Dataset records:
§

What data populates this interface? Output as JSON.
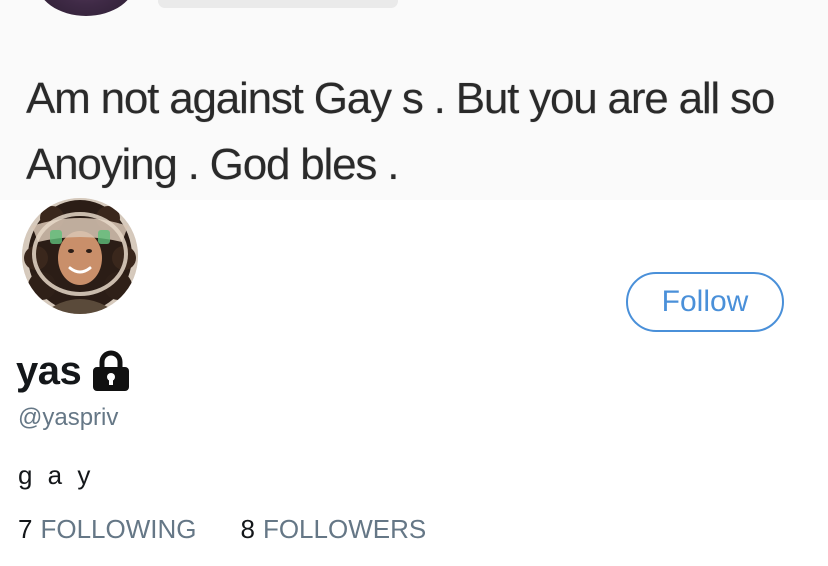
{
  "quoted_tweet": {
    "text": "Am not against Gay s . But you are all so Anoying . God bles ."
  },
  "profile": {
    "display_name": "yas",
    "handle": "@yaspriv",
    "bio": "g a y",
    "follow_label": "Follow",
    "following_count": "7",
    "following_label": "FOLLOWING",
    "followers_count": "8",
    "followers_label": "FOLLOWERS",
    "protected": true,
    "lock_icon": "lock-icon",
    "accent_color": "#4a90d9"
  }
}
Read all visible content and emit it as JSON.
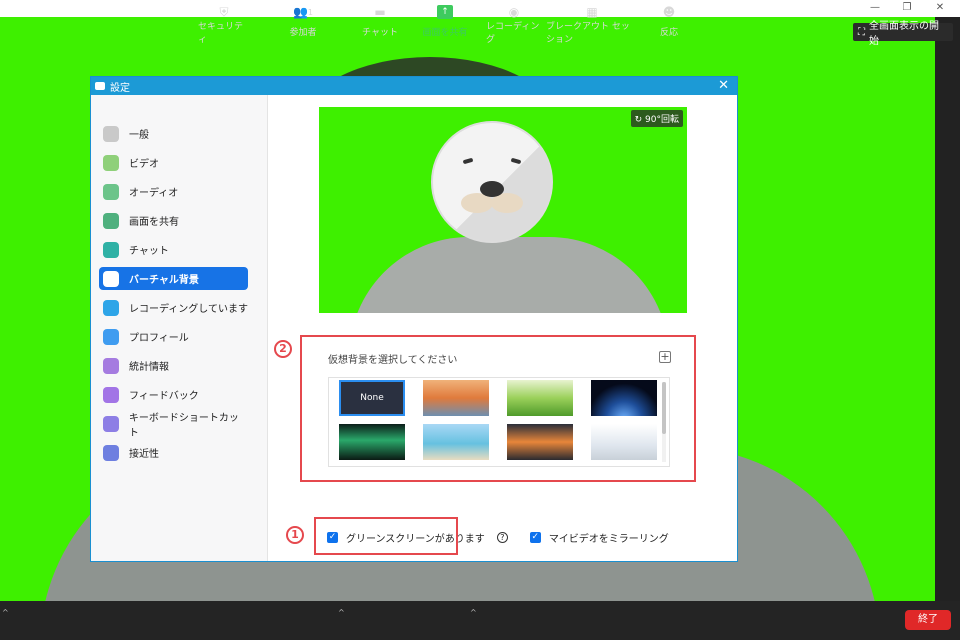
{
  "window": {
    "minimize": "—",
    "restore": "❐",
    "close": "✕"
  },
  "fullscreen": {
    "label": "全画面表示の開始"
  },
  "dialog": {
    "title": "設定",
    "close": "✕",
    "preview": {
      "rotate_label": "90°回転"
    },
    "background": {
      "title": "仮想背景を選択してください",
      "add_label": "+",
      "thumbnails": [
        {
          "label": "None",
          "selected": true
        },
        {
          "label": "",
          "scene": "golden-gate-bridge"
        },
        {
          "label": "",
          "scene": "grass"
        },
        {
          "label": "",
          "scene": "earth-from-space"
        },
        {
          "label": "",
          "scene": "aurora"
        },
        {
          "label": "",
          "scene": "beach-palm"
        },
        {
          "label": "",
          "scene": "sunset-pier"
        },
        {
          "label": "",
          "scene": "office-room"
        }
      ]
    },
    "checkboxes": {
      "green_screen": "グリーンスクリーンがあります",
      "mirror": "マイビデオをミラーリング",
      "help": "?"
    }
  },
  "sidebar": {
    "items": [
      {
        "label": "一般",
        "icon": "gear-icon",
        "color": "#c9c9c9"
      },
      {
        "label": "ビデオ",
        "icon": "video-icon",
        "color": "#8fd07a"
      },
      {
        "label": "オーディオ",
        "icon": "headphones-icon",
        "color": "#6cc48a"
      },
      {
        "label": "画面を共有",
        "icon": "share-screen-icon",
        "color": "#4fb07e"
      },
      {
        "label": "チャット",
        "icon": "chat-icon",
        "color": "#2fb1a5"
      },
      {
        "label": "バーチャル背景",
        "icon": "virtual-background-icon",
        "color": "#1773e6",
        "active": true
      },
      {
        "label": "レコーディングしています",
        "icon": "record-icon",
        "color": "#2ea5e8"
      },
      {
        "label": "プロフィール",
        "icon": "profile-icon",
        "color": "#3f9cf0"
      },
      {
        "label": "統計情報",
        "icon": "stats-icon",
        "color": "#a57be0"
      },
      {
        "label": "フィードバック",
        "icon": "feedback-icon",
        "color": "#a274e6"
      },
      {
        "label": "キーボードショートカット",
        "icon": "keyboard-icon",
        "color": "#8d7ee5"
      },
      {
        "label": "接近性",
        "icon": "accessibility-icon",
        "color": "#6e7fe0"
      }
    ]
  },
  "annotations": {
    "one": "1",
    "two": "2"
  },
  "toolbar": {
    "security": "セキュリティ",
    "participants": "参加者",
    "participants_count": "1",
    "chat": "チャット",
    "share": "画面を共有",
    "recording": "レコーディング",
    "breakout": "ブレークアウト セッション",
    "reactions": "反応",
    "end": "終了",
    "caret": "^"
  }
}
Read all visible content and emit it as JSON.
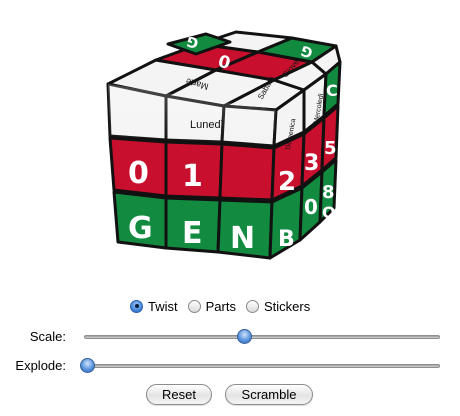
{
  "cube": {
    "colors": {
      "white": "#f7f7f7",
      "red": "#c8102e",
      "green": "#128a3f",
      "frame": "#111111"
    },
    "top_labels": {
      "label_a": "G",
      "label_b": "0",
      "label_c": "G",
      "label_d": "Marte",
      "label_e": "Giove",
      "label_f": "Sabato"
    },
    "front_labels": {
      "day_name": "Lunedì",
      "digit_0": "0",
      "digit_1": "1",
      "letter_g": "G",
      "letter_e": "E",
      "letter_n": "N"
    },
    "right_labels": {
      "word_v": "Mercoledì",
      "word_d": "Domenica",
      "digit_2": "2",
      "digit_3": "3",
      "digit_5": "5",
      "digit_8": "8",
      "digit_0b": "0",
      "letter_o": "O",
      "letter_c": "C",
      "letter_b": "B"
    }
  },
  "mode": {
    "options": [
      "Twist",
      "Parts",
      "Stickers"
    ],
    "selected": "Twist"
  },
  "sliders": {
    "scale": {
      "label": "Scale:",
      "value": 0.45
    },
    "explode": {
      "label": "Explode:",
      "value": 0.0
    }
  },
  "buttons": {
    "reset": "Reset",
    "scramble": "Scramble"
  }
}
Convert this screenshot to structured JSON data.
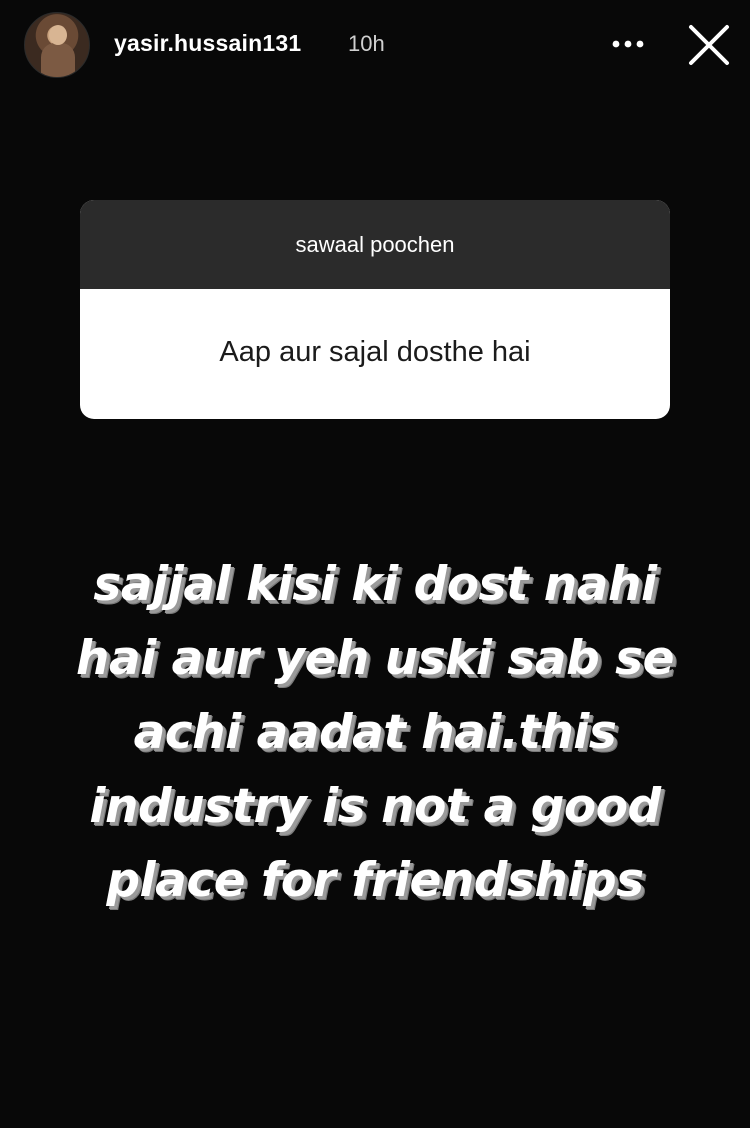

§

(CHALLENGE): Print the listing above in full, exactly as written. Omit any pictures.

(SOLUTION):
What data populates this interface? Output as JSON.
{
  "quoted_tweet": {
    "text": "Am not against Gay s . But you are all so Anoying . God bles ."
  },
  "profile": {
    "display_name": "yas",
    "handle": "@yaspriv",
    "bio": "g a y",
    "follow_label": "Follow",
    "following_count": "7",
    "following_label": "FOLLOWING",
    "followers_count": "8",
    "followers_label": "FOLLOWERS",
    "protected": true,
    "lock_icon": "lock-icon",
    "accent_color": "#4a90d9"
  }
}
Read all visible content and emit it as JSON.
{
  "window": {
    "minimize": "—",
    "restore": "❐",
    "close": "✕"
  },
  "fullscreen": {
    "label": "全画面表示の開始"
  },
  "dialog": {
    "title": "設定",
    "close": "✕",
    "preview": {
      "rotate_label": "90°回転"
    },
    "background": {
      "title": "仮想背景を選択してください",
      "add_label": "+",
      "thumbnails": [
        {
          "label": "None",
          "selected": true
        },
        {
          "label": "",
          "scene": "golden-gate-bridge"
        },
        {
          "label": "",
          "scene": "grass"
        },
        {
          "label": "",
          "scene": "earth-from-space"
        },
        {
          "label": "",
          "scene": "aurora"
        },
        {
          "label": "",
          "scene": "beach-palm"
        },
        {
          "label": "",
          "scene": "sunset-pier"
        },
        {
          "label": "",
          "scene": "office-room"
        }
      ]
    },
    "checkboxes": {
      "green_screen": "グリーンスクリーンがあります",
      "mirror": "マイビデオをミラーリング",
      "help": "?"
    }
  },
  "sidebar": {
    "items": [
      {
        "label": "一般",
        "icon": "gear-icon",
        "color": "#c9c9c9"
      },
      {
        "label": "ビデオ",
        "icon": "video-icon",
        "color": "#8fd07a"
      },
      {
        "label": "オーディオ",
        "icon": "headphones-icon",
        "color": "#6cc48a"
      },
      {
        "label": "画面を共有",
        "icon": "share-screen-icon",
        "color": "#4fb07e"
      },
      {
        "label": "チャット",
        "icon": "chat-icon",
        "color": "#2fb1a5"
      },
      {
        "label": "バーチャル背景",
        "icon": "virtual-background-icon",
        "color": "#1773e6",
        "active": true
      },
      {
        "label": "レコーディングしています",
        "icon": "record-icon",
        "color": "#2ea5e8"
      },
      {
        "label": "プロフィール",
        "icon": "profile-icon",
        "color": "#3f9cf0"
      },
      {
        "label": "統計情報",
        "icon": "stats-icon",
        "color": "#a57be0"
      },
      {
        "label": "フィードバック",
        "icon": "feedback-icon",
        "color": "#a274e6"
      },
      {
        "label": "キーボードショートカット",
        "icon": "keyboard-icon",
        "color": "#8d7ee5"
      },
      {
        "label": "接近性",
        "icon": "accessibility-icon",
        "color": "#6e7fe0"
      }
    ]
  },
  "annotations": {
    "one": "1",
    "two": "2"
  },
  "toolbar": {
    "security": "セキュリティ",
    "participants": "参加者",
    "participants_count": "1",
    "chat": "チャット",
    "share": "画面を共有",
    "recording": "レコーディング",
    "breakout": "ブレークアウト セッション",
    "reactions": "反応",
    "end": "終了",
    "caret": "^"
  }
}
Read all visible content and emit it as JSON.
{
  "cube": {
    "colors": {
      "white": "#f7f7f7",
      "red": "#c8102e",
      "green": "#128a3f",
      "frame": "#111111"
    },
    "top_labels": {
      "label_a": "G",
      "label_b": "0",
      "label_c": "G",
      "label_d": "Marte",
      "label_e": "Giove",
      "label_f": "Sabato"
    },
    "front_labels": {
      "day_name": "Lunedì",
      "digit_0": "0",
      "digit_1": "1",
      "letter_g": "G",
      "letter_e": "E",
      "letter_n": "N"
    },
    "right_labels": {
      "word_v": "Mercoledì",
      "word_d": "Domenica",
      "digit_2": "2",
      "digit_3": "3",
      "digit_5": "5",
      "digit_8": "8",
      "digit_0b": "0",
      "letter_o": "O",
      "letter_c": "C",
      "letter_b": "B"
    }
  },
  "mode": {
    "options": [
      "Twist",
      "Parts",
      "Stickers"
    ],
    "selected": "Twist"
  },
  "sliders": {
    "scale": {
      "label": "Scale:",
      "value": 0.45
    },
    "explode": {
      "label": "Explode:",
      "value": 0.0
    }
  },
  "buttons": {
    "reset": "Reset",
    "scramble": "Scramble"
  }
}
Convert this screenshot to structured JSON data.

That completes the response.